● **Task goal**
Search the data below for the string "this". Extract every line that contains it.

Items from a data source

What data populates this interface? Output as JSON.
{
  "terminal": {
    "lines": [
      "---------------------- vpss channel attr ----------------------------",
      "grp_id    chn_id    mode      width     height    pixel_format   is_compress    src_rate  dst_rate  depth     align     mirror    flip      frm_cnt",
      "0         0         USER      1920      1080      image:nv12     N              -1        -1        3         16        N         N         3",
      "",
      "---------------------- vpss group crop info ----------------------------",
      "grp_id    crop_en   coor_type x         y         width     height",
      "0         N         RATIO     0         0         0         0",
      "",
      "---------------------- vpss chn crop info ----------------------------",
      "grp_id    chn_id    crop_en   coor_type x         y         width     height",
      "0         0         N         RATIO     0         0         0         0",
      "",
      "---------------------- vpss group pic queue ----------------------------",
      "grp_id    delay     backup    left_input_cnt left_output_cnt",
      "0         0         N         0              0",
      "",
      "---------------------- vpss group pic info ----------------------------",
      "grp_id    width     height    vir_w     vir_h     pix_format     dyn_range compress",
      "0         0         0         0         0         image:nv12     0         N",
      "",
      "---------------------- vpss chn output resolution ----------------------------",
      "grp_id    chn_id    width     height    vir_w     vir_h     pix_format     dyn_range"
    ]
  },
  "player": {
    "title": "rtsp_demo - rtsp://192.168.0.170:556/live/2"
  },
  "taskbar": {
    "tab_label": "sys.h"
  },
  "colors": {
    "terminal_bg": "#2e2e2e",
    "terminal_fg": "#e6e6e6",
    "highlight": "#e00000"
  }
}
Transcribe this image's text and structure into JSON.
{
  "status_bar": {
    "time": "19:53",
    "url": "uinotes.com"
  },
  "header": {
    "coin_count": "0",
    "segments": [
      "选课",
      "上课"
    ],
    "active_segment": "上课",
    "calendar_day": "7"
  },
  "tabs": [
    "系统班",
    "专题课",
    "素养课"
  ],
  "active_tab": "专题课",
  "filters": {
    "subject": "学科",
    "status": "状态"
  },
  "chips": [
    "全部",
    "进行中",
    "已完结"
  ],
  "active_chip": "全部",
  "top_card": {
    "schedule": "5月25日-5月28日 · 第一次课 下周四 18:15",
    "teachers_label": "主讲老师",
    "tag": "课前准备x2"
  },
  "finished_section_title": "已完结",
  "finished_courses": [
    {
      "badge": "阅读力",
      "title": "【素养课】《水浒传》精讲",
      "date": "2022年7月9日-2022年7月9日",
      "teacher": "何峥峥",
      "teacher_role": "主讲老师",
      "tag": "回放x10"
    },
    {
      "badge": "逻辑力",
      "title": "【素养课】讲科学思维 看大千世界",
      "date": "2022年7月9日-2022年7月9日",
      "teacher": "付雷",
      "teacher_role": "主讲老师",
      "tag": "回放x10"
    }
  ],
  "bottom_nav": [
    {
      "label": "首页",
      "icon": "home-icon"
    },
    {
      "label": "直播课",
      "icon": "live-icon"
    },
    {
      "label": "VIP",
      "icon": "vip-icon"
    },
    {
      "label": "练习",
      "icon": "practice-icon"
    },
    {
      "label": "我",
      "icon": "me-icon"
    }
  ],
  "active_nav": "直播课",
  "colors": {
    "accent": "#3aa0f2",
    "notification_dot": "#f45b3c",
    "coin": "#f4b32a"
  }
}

● **Worked answer**
What data populates this interface? Output as JSON.
Transcribe this image's text and structure into JSON.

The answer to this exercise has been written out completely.